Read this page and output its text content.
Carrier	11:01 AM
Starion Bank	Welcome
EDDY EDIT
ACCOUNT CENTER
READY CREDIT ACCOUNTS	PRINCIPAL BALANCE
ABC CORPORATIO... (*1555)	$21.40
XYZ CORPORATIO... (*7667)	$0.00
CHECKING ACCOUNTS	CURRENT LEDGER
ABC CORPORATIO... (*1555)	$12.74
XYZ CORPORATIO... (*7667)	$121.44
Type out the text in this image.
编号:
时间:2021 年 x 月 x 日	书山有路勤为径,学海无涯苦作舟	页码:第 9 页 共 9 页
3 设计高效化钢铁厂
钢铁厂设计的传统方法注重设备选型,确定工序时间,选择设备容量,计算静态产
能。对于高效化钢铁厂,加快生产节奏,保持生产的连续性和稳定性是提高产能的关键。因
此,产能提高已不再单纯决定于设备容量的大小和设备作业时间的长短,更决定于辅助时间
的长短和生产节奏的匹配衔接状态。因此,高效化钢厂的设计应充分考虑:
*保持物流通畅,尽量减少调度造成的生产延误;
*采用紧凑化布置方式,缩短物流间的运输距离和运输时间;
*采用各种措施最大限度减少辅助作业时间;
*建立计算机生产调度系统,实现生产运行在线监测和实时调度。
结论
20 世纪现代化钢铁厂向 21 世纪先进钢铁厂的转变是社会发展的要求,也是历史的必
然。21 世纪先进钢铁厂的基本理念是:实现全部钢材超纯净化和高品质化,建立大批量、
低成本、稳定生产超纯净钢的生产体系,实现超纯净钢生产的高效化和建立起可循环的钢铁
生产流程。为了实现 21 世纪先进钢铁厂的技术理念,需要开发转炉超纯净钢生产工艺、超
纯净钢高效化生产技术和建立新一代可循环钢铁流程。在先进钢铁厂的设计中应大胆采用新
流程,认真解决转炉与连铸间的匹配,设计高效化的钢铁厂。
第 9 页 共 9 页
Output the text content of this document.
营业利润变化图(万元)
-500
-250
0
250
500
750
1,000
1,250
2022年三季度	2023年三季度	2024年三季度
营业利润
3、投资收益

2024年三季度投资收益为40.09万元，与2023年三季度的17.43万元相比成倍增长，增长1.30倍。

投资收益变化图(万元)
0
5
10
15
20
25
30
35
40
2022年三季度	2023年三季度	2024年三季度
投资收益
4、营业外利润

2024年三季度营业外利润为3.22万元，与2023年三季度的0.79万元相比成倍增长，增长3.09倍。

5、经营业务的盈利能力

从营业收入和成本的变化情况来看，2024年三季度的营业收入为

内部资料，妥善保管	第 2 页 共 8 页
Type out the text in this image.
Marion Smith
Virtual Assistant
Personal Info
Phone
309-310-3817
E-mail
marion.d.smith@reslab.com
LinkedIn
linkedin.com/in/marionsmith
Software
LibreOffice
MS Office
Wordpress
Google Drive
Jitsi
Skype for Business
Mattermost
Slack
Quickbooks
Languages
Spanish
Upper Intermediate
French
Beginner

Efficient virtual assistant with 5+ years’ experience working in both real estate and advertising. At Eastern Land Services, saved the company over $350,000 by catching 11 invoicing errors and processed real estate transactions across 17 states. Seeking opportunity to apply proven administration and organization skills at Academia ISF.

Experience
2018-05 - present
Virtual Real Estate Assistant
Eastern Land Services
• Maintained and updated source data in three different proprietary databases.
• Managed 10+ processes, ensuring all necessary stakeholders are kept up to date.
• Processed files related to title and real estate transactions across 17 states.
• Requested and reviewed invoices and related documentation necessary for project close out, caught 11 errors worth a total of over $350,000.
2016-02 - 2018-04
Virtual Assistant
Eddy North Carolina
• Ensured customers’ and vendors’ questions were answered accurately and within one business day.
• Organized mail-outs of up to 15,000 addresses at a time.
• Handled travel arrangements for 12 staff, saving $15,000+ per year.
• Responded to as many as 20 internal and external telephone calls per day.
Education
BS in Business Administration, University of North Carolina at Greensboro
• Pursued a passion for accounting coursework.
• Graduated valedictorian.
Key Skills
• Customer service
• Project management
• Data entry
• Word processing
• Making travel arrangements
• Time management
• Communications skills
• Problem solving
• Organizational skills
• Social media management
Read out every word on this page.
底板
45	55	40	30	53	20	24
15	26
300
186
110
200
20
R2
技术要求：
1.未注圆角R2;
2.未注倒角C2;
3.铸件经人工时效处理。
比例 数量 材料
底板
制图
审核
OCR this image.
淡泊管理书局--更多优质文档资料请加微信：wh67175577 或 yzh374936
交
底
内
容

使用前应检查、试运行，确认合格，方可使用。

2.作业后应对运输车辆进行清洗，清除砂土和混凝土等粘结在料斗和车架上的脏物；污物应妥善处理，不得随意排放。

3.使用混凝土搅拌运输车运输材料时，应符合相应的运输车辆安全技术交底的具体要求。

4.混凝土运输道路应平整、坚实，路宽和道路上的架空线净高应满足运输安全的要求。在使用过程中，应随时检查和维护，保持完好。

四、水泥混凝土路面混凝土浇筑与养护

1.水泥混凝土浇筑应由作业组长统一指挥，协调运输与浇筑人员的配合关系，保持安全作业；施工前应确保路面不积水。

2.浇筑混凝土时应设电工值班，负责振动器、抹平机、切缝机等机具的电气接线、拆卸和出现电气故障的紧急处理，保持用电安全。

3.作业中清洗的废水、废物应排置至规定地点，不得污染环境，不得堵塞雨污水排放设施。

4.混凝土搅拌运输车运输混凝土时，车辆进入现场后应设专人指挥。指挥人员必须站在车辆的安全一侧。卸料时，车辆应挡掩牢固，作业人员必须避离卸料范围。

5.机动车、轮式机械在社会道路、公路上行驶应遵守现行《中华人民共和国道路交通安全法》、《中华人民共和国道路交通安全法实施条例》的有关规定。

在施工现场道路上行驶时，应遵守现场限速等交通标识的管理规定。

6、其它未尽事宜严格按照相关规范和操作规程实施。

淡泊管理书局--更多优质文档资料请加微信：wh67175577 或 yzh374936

Exercise details
Go back to the listing above and please repeat it exactly.

Solved problem
Read this page and output its text content.
Carrier	11:01 AM
Starion Bank	Welcome
EDDY EDIT
ACCOUNT CENTER
READY CREDIT ACCOUNTS	PRINCIPAL BALANCE
ABC CORPORATIO... (*1555)	$21.40
XYZ CORPORATIO... (*7667)	$0.00
CHECKING ACCOUNTS	CURRENT LEDGER
ABC CORPORATIO... (*1555)	$12.74
XYZ CORPORATIO... (*7667)	$121.44
Type out the text in this image.
编号:
时间:2021 年 x 月 x 日	书山有路勤为径,学海无涯苦作舟	页码:第 9 页 共 9 页
3 设计高效化钢铁厂
钢铁厂设计的传统方法注重设备选型,确定工序时间,选择设备容量,计算静态产
能。对于高效化钢铁厂,加快生产节奏,保持生产的连续性和稳定性是提高产能的关键。因
此,产能提高已不再单纯决定于设备容量的大小和设备作业时间的长短,更决定于辅助时间
的长短和生产节奏的匹配衔接状态。因此,高效化钢厂的设计应充分考虑:
*保持物流通畅,尽量减少调度造成的生产延误;
*采用紧凑化布置方式,缩短物流间的运输距离和运输时间;
*采用各种措施最大限度减少辅助作业时间;
*建立计算机生产调度系统,实现生产运行在线监测和实时调度。
结论
20 世纪现代化钢铁厂向 21 世纪先进钢铁厂的转变是社会发展的要求,也是历史的必
然。21 世纪先进钢铁厂的基本理念是:实现全部钢材超纯净化和高品质化,建立大批量、
低成本、稳定生产超纯净钢的生产体系,实现超纯净钢生产的高效化和建立起可循环的钢铁
生产流程。为了实现 21 世纪先进钢铁厂的技术理念,需要开发转炉超纯净钢生产工艺、超
纯净钢高效化生产技术和建立新一代可循环钢铁流程。在先进钢铁厂的设计中应大胆采用新
流程,认真解决转炉与连铸间的匹配,设计高效化的钢铁厂。
第 9 页 共 9 页
Output the text content of this document.
营业利润变化图(万元)
-500
-250
0
250
500
750
1,000
1,250
2022年三季度	2023年三季度	2024年三季度
营业利润
3、投资收益

2024年三季度投资收益为40.09万元，与2023年三季度的17.43万元相比成倍增长，增长1.30倍。

投资收益变化图(万元)
0
5
10
15
20
25
30
35
40
2022年三季度	2023年三季度	2024年三季度
投资收益
4、营业外利润

2024年三季度营业外利润为3.22万元，与2023年三季度的0.79万元相比成倍增长，增长3.09倍。

5、经营业务的盈利能力

从营业收入和成本的变化情况来看，2024年三季度的营业收入为

内部资料，妥善保管	第 2 页 共 8 页
Type out the text in this image.
Marion Smith
Virtual Assistant
Personal Info
Phone
309-310-3817
E-mail
marion.d.smith@reslab.com
LinkedIn
linkedin.com/in/marionsmith
Software
LibreOffice
MS Office
Wordpress
Google Drive
Jitsi
Skype for Business
Mattermost
Slack
Quickbooks
Languages
Spanish
Upper Intermediate
French
Beginner

Efficient virtual assistant with 5+ years’ experience working in both real estate and advertising. At Eastern Land Services, saved the company over $350,000 by catching 11 invoicing errors and processed real estate transactions across 17 states. Seeking opportunity to apply proven administration and organization skills at Academia ISF.

Experience
2018-05 - present
Virtual Real Estate Assistant
Eastern Land Services
• Maintained and updated source data in three different proprietary databases.
• Managed 10+ processes, ensuring all necessary stakeholders are kept up to date.
• Processed files related to title and real estate transactions across 17 states.
• Requested and reviewed invoices and related documentation necessary for project close out, caught 11 errors worth a total of over $350,000.
2016-02 - 2018-04
Virtual Assistant
Eddy North Carolina
• Ensured customers’ and vendors’ questions were answered accurately and within one business day.
• Organized mail-outs of up to 15,000 addresses at a time.
• Handled travel arrangements for 12 staff, saving $15,000+ per year.
• Responded to as many as 20 internal and external telephone calls per day.
Education
BS in Business Administration, University of North Carolina at Greensboro
• Pursued a passion for accounting coursework.
• Graduated valedictorian.
Key Skills
• Customer service
• Project management
• Data entry
• Word processing
• Making travel arrangements
• Time management
• Communications skills
• Problem solving
• Organizational skills
• Social media management
Read out every word on this page.
底板
45	55	40	30	53	20	24
15	26
300
186
110
200
20
R2
技术要求：
1.未注圆角R2;
2.未注倒角C2;
3.铸件经人工时效处理。
比例 数量 材料
底板
制图
审核
OCR this image.
淡泊管理书局--更多优质文档资料请加微信：wh67175577 或 yzh374936
交
底
内
容

使用前应检查、试运行，确认合格，方可使用。

2.作业后应对运输车辆进行清洗，清除砂土和混凝土等粘结在料斗和车架上的脏物；污物应妥善处理，不得随意排放。

3.使用混凝土搅拌运输车运输材料时，应符合相应的运输车辆安全技术交底的具体要求。

4.混凝土运输道路应平整、坚实，路宽和道路上的架空线净高应满足运输安全的要求。在使用过程中，应随时检查和维护，保持完好。

四、水泥混凝土路面混凝土浇筑与养护

1.水泥混凝土浇筑应由作业组长统一指挥，协调运输与浇筑人员的配合关系，保持安全作业；施工前应确保路面不积水。

2.浇筑混凝土时应设电工值班，负责振动器、抹平机、切缝机等机具的电气接线、拆卸和出现电气故障的紧急处理，保持用电安全。

3.作业中清洗的废水、废物应排置至规定地点，不得污染环境，不得堵塞雨污水排放设施。

4.混凝土搅拌运输车运输混凝土时，车辆进入现场后应设专人指挥。指挥人员必须站在车辆的安全一侧。卸料时，车辆应挡掩牢固，作业人员必须避离卸料范围。

5.机动车、轮式机械在社会道路、公路上行驶应遵守现行《中华人民共和国道路交通安全法》、《中华人民共和国道路交通安全法实施条例》的有关规定。

在施工现场道路上行驶时，应遵守现场限速等交通标识的管理规定。

6、其它未尽事宜严格按照相关规范和操作规程实施。

淡泊管理书局--更多优质文档资料请加微信：wh67175577 或 yzh374936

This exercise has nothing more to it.